[Records excerpted from a collection]
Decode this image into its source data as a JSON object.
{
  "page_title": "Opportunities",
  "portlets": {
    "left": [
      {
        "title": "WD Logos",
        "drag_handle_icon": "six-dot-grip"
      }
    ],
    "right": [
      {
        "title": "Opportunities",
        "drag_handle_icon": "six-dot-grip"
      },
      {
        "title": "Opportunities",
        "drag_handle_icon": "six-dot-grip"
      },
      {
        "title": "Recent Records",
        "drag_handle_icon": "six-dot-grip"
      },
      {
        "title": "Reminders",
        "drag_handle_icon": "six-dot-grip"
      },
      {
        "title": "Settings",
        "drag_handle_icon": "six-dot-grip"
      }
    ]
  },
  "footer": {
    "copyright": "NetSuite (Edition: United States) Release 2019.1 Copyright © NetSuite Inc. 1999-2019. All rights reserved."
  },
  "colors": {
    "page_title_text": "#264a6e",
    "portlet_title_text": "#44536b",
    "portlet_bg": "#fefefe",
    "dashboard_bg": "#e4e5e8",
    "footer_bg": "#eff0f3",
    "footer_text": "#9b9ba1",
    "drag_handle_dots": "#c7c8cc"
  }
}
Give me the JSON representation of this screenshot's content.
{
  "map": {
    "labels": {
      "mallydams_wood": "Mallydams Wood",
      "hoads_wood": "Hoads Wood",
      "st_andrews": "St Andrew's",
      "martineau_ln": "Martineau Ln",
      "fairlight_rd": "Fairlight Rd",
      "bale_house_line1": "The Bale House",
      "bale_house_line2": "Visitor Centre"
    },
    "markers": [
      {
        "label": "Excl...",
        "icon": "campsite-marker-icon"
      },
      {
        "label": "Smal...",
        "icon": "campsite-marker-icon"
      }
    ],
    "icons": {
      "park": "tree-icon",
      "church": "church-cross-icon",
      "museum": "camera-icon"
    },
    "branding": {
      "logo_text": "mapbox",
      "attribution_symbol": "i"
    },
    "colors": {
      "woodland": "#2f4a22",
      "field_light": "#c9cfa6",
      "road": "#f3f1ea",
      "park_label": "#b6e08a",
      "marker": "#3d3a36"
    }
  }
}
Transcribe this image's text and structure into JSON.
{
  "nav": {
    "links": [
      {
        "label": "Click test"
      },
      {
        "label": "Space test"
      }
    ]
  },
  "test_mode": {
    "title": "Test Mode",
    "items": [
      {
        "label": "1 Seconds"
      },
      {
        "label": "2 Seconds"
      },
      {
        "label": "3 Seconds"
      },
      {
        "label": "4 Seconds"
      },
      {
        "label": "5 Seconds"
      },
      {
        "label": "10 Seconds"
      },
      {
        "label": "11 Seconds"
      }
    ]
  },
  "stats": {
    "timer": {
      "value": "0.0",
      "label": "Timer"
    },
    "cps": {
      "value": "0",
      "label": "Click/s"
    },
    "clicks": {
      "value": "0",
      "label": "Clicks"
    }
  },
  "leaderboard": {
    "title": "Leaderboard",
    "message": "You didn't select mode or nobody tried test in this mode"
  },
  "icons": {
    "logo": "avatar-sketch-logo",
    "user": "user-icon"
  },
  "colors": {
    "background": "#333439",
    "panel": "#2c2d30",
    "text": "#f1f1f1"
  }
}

▸ Exercise
Each record above should be output again exactly.

▸ Exercise solution
Decode this image into its source data as a JSON object.
{
  "page_title": "Opportunities",
  "portlets": {
    "left": [
      {
        "title": "WD Logos",
        "drag_handle_icon": "six-dot-grip"
      }
    ],
    "right": [
      {
        "title": "Opportunities",
        "drag_handle_icon": "six-dot-grip"
      },
      {
        "title": "Opportunities",
        "drag_handle_icon": "six-dot-grip"
      },
      {
        "title": "Recent Records",
        "drag_handle_icon": "six-dot-grip"
      },
      {
        "title": "Reminders",
        "drag_handle_icon": "six-dot-grip"
      },
      {
        "title": "Settings",
        "drag_handle_icon": "six-dot-grip"
      }
    ]
  },
  "footer": {
    "copyright": "NetSuite (Edition: United States) Release 2019.1 Copyright © NetSuite Inc. 1999-2019. All rights reserved."
  },
  "colors": {
    "page_title_text": "#264a6e",
    "portlet_title_text": "#44536b",
    "portlet_bg": "#fefefe",
    "dashboard_bg": "#e4e5e8",
    "footer_bg": "#eff0f3",
    "footer_text": "#9b9ba1",
    "drag_handle_dots": "#c7c8cc"
  }
}
Give me the JSON representation of this screenshot's content.
{
  "map": {
    "labels": {
      "mallydams_wood": "Mallydams Wood",
      "hoads_wood": "Hoads Wood",
      "st_andrews": "St Andrew's",
      "martineau_ln": "Martineau Ln",
      "fairlight_rd": "Fairlight Rd",
      "bale_house_line1": "The Bale House",
      "bale_house_line2": "Visitor Centre"
    },
    "markers": [
      {
        "label": "Excl...",
        "icon": "campsite-marker-icon"
      },
      {
        "label": "Smal...",
        "icon": "campsite-marker-icon"
      }
    ],
    "icons": {
      "park": "tree-icon",
      "church": "church-cross-icon",
      "museum": "camera-icon"
    },
    "branding": {
      "logo_text": "mapbox",
      "attribution_symbol": "i"
    },
    "colors": {
      "woodland": "#2f4a22",
      "field_light": "#c9cfa6",
      "road": "#f3f1ea",
      "park_label": "#b6e08a",
      "marker": "#3d3a36"
    }
  }
}
Transcribe this image's text and structure into JSON.
{
  "nav": {
    "links": [
      {
        "label": "Click test"
      },
      {
        "label": "Space test"
      }
    ]
  },
  "test_mode": {
    "title": "Test Mode",
    "items": [
      {
        "label": "1 Seconds"
      },
      {
        "label": "2 Seconds"
      },
      {
        "label": "3 Seconds"
      },
      {
        "label": "4 Seconds"
      },
      {
        "label": "5 Seconds"
      },
      {
        "label": "10 Seconds"
      },
      {
        "label": "11 Seconds"
      }
    ]
  },
  "stats": {
    "timer": {
      "value": "0.0",
      "label": "Timer"
    },
    "cps": {
      "value": "0",
      "label": "Click/s"
    },
    "clicks": {
      "value": "0",
      "label": "Clicks"
    }
  },
  "leaderboard": {
    "title": "Leaderboard",
    "message": "You didn't select mode or nobody tried test in this mode"
  },
  "icons": {
    "logo": "avatar-sketch-logo",
    "user": "user-icon"
  },
  "colors": {
    "background": "#333439",
    "panel": "#2c2d30",
    "text": "#f1f1f1"
  }
}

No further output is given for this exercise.